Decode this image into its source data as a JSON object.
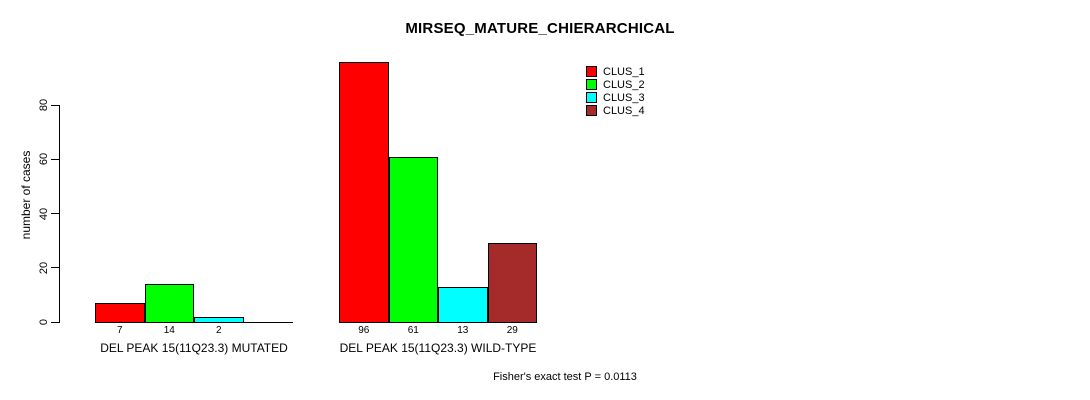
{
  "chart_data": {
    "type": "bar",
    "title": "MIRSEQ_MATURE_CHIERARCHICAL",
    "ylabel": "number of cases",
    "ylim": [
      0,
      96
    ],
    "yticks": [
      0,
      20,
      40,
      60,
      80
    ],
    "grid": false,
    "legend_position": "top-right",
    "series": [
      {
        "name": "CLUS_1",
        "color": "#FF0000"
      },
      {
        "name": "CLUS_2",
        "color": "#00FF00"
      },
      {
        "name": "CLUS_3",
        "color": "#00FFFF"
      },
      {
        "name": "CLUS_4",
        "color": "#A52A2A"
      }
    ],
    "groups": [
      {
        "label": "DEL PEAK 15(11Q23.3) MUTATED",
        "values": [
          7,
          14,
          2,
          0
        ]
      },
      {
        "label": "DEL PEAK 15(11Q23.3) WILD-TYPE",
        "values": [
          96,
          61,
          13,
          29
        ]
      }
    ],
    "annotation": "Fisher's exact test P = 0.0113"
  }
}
━━━━━━━━
### Written task
Set the listing down in full and exactly. Pictures within it should not appear in the copy.

### Exercise solution
Decode this image into its source data as a JSON object.
{
  "chart_data": {
    "type": "bar",
    "title": "MIRSEQ_MATURE_CHIERARCHICAL",
    "ylabel": "number of cases",
    "ylim": [
      0,
      96
    ],
    "yticks": [
      0,
      20,
      40,
      60,
      80
    ],
    "grid": false,
    "legend_position": "top-right",
    "series": [
      {
        "name": "CLUS_1",
        "color": "#FF0000"
      },
      {
        "name": "CLUS_2",
        "color": "#00FF00"
      },
      {
        "name": "CLUS_3",
        "color": "#00FFFF"
      },
      {
        "name": "CLUS_4",
        "color": "#A52A2A"
      }
    ],
    "groups": [
      {
        "label": "DEL PEAK 15(11Q23.3) MUTATED",
        "values": [
          7,
          14,
          2,
          0
        ]
      },
      {
        "label": "DEL PEAK 15(11Q23.3) WILD-TYPE",
        "values": [
          96,
          61,
          13,
          29
        ]
      }
    ],
    "annotation": "Fisher's exact test P = 0.0113"
  }
}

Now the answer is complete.